- **What is required**
Each line that holds the word "Inflation" is to be identified and copied.

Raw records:
——————
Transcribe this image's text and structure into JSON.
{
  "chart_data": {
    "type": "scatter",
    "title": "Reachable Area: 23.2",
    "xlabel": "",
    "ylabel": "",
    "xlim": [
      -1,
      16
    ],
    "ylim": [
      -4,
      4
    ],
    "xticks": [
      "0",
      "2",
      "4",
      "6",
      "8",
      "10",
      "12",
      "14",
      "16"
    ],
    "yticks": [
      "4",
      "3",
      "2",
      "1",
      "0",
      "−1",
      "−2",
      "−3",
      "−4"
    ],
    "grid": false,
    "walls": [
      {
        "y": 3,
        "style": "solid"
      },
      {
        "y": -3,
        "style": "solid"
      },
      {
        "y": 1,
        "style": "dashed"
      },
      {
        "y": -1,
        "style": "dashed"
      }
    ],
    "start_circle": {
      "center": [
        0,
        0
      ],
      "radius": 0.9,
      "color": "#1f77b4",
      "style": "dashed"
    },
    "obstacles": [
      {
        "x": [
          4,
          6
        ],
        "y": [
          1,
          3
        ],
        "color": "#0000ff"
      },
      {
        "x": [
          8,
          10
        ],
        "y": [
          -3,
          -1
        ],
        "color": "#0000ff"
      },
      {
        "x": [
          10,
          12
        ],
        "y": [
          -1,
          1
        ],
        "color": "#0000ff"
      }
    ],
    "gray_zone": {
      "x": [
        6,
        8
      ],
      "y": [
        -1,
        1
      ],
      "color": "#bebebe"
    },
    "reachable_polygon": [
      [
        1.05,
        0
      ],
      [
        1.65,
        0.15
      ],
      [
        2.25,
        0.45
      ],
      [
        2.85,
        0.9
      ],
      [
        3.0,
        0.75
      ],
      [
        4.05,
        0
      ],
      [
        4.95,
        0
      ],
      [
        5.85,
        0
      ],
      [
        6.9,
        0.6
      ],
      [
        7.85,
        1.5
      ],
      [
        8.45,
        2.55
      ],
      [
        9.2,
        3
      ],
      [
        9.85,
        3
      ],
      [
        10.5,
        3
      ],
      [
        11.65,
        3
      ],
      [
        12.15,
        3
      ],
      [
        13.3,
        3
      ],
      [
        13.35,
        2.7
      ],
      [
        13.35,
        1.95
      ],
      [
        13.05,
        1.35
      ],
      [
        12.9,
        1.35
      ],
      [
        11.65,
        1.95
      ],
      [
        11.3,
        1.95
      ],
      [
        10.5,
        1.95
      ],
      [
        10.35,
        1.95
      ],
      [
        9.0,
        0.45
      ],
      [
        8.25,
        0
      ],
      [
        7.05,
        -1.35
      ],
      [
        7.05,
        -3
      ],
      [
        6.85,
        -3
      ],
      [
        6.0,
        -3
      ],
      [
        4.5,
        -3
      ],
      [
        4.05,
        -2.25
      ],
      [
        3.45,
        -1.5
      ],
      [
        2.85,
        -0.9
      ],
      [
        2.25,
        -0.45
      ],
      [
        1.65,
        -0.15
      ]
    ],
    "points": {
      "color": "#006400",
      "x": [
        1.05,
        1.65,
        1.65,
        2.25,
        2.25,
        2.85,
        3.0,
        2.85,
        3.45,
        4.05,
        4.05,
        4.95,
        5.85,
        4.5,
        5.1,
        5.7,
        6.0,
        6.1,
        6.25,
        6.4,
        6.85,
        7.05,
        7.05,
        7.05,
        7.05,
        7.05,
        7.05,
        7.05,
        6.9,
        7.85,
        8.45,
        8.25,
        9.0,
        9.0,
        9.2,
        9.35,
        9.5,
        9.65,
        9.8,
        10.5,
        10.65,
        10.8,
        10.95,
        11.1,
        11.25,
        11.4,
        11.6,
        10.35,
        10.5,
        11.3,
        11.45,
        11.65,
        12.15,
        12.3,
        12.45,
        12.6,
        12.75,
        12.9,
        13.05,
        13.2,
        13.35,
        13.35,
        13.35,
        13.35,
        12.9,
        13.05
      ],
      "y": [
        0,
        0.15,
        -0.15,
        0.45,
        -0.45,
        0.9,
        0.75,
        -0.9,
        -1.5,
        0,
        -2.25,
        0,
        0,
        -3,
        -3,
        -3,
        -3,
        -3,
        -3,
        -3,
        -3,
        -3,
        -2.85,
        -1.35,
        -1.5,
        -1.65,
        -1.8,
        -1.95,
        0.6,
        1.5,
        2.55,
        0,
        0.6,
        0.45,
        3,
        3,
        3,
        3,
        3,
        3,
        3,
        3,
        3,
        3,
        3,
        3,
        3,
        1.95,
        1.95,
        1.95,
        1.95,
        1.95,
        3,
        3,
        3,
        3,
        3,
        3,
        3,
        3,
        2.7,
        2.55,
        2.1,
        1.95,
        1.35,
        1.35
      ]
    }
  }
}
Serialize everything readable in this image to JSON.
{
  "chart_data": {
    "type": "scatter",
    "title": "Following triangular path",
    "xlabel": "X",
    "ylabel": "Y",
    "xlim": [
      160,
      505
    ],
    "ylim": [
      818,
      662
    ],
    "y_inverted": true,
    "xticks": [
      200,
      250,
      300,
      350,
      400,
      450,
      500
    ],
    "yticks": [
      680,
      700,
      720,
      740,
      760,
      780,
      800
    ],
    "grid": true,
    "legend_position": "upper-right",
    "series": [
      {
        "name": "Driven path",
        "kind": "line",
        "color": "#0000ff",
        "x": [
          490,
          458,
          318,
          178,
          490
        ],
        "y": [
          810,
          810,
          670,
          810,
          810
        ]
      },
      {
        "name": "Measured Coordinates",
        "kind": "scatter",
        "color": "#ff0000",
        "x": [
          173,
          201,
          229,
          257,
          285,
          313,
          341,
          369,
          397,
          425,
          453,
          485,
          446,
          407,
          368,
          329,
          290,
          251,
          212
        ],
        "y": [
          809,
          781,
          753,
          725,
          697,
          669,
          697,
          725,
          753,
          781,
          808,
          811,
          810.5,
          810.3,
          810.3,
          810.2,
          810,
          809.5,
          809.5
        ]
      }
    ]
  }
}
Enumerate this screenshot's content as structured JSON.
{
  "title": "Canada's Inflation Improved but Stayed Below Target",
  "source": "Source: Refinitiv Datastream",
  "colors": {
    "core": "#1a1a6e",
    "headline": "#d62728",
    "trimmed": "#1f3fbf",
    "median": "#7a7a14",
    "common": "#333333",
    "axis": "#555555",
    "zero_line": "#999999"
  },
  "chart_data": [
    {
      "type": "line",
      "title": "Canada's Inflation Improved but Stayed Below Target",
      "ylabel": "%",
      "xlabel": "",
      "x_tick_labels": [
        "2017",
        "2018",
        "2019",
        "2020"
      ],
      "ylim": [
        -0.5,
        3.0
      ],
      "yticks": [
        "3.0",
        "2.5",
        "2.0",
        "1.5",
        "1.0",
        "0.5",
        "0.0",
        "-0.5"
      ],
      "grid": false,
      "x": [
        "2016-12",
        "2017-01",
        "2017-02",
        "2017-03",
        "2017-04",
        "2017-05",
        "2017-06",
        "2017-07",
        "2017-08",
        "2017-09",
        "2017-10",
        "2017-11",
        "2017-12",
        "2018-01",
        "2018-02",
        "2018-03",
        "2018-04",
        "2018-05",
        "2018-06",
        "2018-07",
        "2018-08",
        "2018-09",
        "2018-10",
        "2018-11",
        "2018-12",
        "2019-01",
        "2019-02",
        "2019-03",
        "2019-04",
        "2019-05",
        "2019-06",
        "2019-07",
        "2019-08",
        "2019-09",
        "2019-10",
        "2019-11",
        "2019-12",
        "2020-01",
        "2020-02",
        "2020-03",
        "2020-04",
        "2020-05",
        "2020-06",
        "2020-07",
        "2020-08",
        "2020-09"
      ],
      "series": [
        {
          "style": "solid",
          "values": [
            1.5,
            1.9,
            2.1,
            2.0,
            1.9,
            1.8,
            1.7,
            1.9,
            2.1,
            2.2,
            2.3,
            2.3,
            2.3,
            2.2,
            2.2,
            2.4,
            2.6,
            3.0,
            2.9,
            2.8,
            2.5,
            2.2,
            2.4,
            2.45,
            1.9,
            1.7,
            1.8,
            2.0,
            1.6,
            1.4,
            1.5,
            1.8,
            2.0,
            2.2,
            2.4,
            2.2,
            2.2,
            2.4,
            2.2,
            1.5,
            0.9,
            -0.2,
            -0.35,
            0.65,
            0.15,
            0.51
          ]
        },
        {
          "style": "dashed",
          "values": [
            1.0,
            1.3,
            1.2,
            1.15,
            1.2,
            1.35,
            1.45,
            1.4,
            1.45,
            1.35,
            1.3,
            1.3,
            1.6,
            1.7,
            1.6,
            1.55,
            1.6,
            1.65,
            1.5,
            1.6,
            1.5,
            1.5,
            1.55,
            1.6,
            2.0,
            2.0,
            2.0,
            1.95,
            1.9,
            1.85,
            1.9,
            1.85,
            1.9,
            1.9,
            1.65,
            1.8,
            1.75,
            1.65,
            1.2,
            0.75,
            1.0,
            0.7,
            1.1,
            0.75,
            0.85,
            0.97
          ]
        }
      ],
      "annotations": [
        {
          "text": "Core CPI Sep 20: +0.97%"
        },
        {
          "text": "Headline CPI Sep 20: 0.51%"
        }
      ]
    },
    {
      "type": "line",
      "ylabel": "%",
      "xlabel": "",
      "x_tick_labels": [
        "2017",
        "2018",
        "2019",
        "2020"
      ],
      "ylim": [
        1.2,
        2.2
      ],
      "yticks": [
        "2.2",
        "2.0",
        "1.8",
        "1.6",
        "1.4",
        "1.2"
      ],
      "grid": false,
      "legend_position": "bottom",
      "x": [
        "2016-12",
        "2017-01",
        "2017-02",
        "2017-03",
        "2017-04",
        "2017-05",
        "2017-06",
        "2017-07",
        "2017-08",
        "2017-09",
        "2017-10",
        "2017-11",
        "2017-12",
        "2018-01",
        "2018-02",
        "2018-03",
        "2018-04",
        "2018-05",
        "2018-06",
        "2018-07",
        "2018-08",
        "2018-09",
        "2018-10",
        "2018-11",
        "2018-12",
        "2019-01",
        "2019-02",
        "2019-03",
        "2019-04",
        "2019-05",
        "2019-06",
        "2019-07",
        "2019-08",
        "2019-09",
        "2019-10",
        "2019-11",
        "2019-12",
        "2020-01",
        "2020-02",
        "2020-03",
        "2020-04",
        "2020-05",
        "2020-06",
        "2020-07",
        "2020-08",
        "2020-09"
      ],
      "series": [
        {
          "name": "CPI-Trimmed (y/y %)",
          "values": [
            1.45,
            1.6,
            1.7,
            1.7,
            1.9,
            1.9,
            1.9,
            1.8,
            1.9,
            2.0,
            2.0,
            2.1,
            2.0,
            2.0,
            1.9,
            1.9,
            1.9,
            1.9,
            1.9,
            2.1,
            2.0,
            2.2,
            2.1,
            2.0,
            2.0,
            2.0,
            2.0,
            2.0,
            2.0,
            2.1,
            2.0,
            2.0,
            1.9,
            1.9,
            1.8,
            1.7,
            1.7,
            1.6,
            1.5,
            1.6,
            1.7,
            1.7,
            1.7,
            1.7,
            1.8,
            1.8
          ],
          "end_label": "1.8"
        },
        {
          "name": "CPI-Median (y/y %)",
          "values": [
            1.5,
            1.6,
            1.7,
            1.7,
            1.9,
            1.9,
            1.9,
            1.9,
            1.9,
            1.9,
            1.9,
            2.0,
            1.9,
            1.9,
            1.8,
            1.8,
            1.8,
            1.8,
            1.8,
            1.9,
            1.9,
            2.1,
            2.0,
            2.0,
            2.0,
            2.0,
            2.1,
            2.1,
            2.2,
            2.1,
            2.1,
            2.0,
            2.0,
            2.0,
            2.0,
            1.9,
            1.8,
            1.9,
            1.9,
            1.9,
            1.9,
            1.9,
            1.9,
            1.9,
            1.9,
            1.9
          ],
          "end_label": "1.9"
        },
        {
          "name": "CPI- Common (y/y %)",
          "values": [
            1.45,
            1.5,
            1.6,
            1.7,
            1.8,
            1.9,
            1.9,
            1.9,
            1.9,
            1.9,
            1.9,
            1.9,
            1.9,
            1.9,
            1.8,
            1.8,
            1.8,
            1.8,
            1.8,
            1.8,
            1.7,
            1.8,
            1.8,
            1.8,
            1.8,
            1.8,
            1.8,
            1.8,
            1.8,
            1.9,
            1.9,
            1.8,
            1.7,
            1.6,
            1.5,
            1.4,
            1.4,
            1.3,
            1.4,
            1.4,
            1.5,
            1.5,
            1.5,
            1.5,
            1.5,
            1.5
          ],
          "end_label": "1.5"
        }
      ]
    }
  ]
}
——————
- **Result**
  "title": "Canada's Inflation Improved but Stayed Below Target",
      "title": "Canada's Inflation Improved but Stayed Below Target",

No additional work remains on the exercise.